(WORK REQUIRED): Check each line of the listing, and copy it if it contains the word "армию".

(ENTRIES SHOWN):
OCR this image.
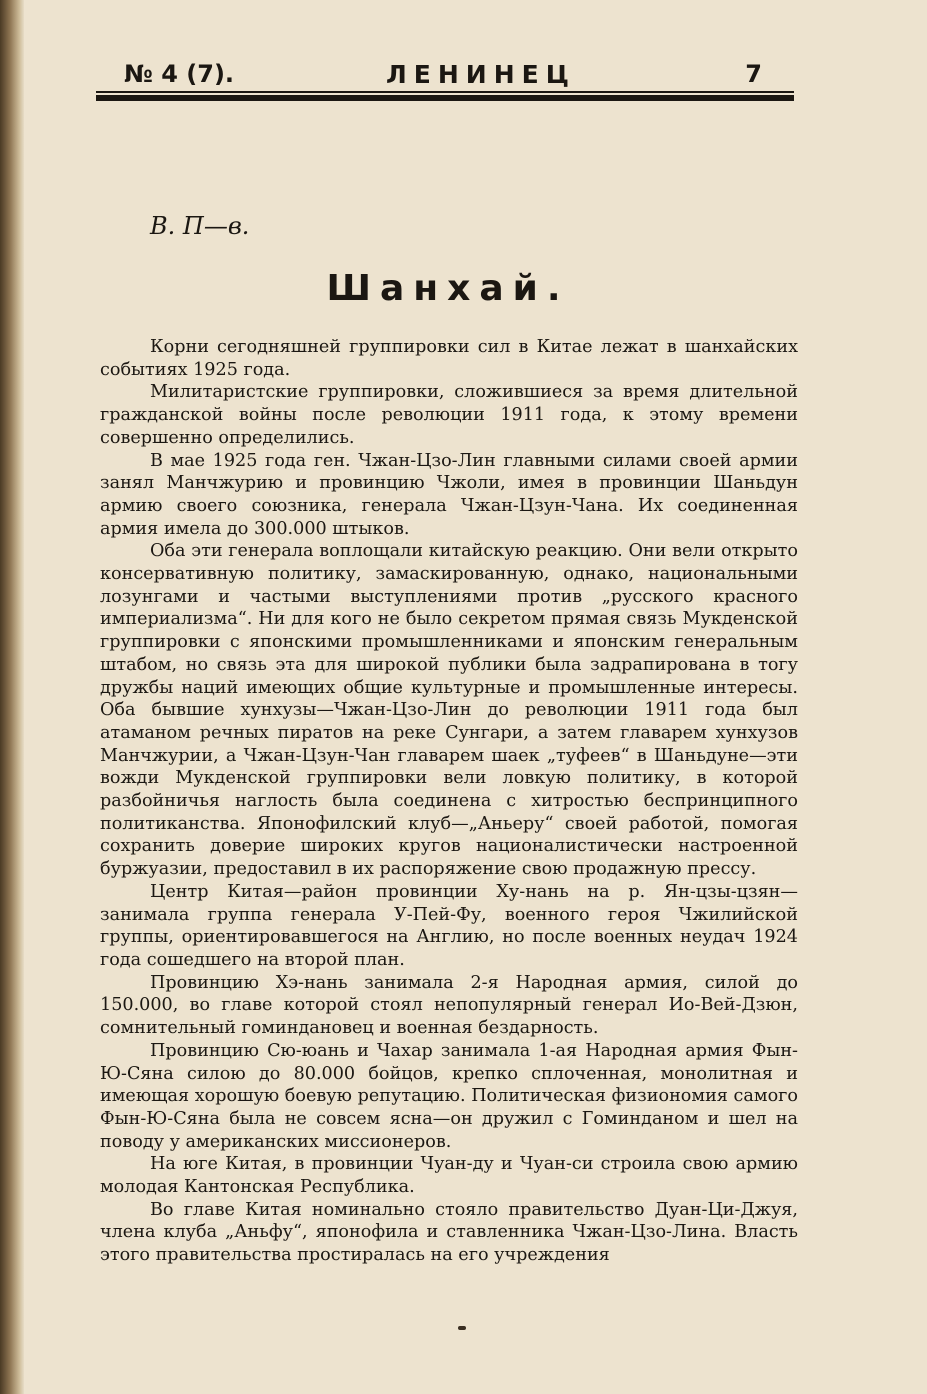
№ 4 (7).	ЛЕНИНЕЦ	7
В. П—в.
Шанхай.

Корни сегодняшней группировки сил в Китае лежат в шанхайских событиях 1925 года.

Милитаристские группировки, сложившиеся за время длительной гражданской войны после революции 1911 года, к этому времени совершенно определились.

В мае 1925 года ген. Чжан-Цзо-Лин главными силами своей армии занял Манчжурию и провинцию Чжоли, имея в провинции Шаньдун армию своего союзника, генерала Чжан-Цзун-Чана. Их соединенная армия имела до 300.000 штыков.

Оба эти генерала воплощали китайскую реакцию. Они вели открыто консервативную политику, замаскированную, однако, национальными лозунгами и частыми выступлениями против „русского красного империализма“. Ни для кого не было секретом прямая связь Мукденской группировки с японскими промышленниками и японским генеральным штабом, но связь эта для широкой публики была задрапирована в тогу дружбы наций имеющих общие культурные и промышленные интересы. Оба бывшие хунхузы—Чжан-Цзо-Лин до революции 1911 года был атаманом речных пиратов на реке Сунгари, а затем главарем хунхузов Манчжурии, а Чжан-Цзун-Чан главарем шаек „туфеев“ в Шаньдуне—эти вожди Мукденской группировки вели ловкую политику, в которой разбойничья наглость была соединена с хитростью беспринципного политиканства. Японофилский клуб—„Аньеру“ своей работой, помогая сохранить доверие широких кругов националистически настроенной буржуазии, предоставил в их распоряжение свою продажную прессу.

Центр Китая—район провинции Ху-нань на р. Ян-цзы-цзян—занимала группа генерала У-Пей-Фу, военного героя Чжилийской группы, ориентировавшегося на Англию, но после военных неудач 1924 года сошедшего на второй план.

Провинцию Хэ-нань занимала 2-я Народная армия, силой до 150.000, во главе которой стоял непопулярный генерал Ио-Вей-Дзюн, сомнительный гоминдановец и военная бездарность.

Провинцию Сю-юань и Чахар занимала 1-ая Народная армия Фын-Ю-Сяна силою до 80.000 бойцов, крепко сплоченная, монолитная и имеющая хорошую боевую репутацию. Политическая физиономия самого Фын-Ю-Сяна была не совсем ясна—он дружил с Гоминданом и шел на поводу у американских миссионеров.

На юге Китая, в провинции Чуан-ду и Чуан-си строила свою армию молодая Кантонская Республика.

Во главе Китая номинально стояло правительство Дуан-Ци-Джуя, члена клуба „Аньфу“, японофила и ставленника Чжан-Цзо-Лина. Власть этого правительства простиралась на его учреждения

(WORKED ANSWER):
В мае 1925 года ген. Чжан-Цзо-Лин главными силами своей армии занял Манчжурию и провинцию Чжоли, имея в провинции Шаньдун армию своего союзника, генерала Чжан-Цзун-Чана. Их соединенная армия имела до 300.000 штыков.
На юге Китая, в провинции Чуан-ду и Чуан-си строила свою армию молодая Кантонская Республика.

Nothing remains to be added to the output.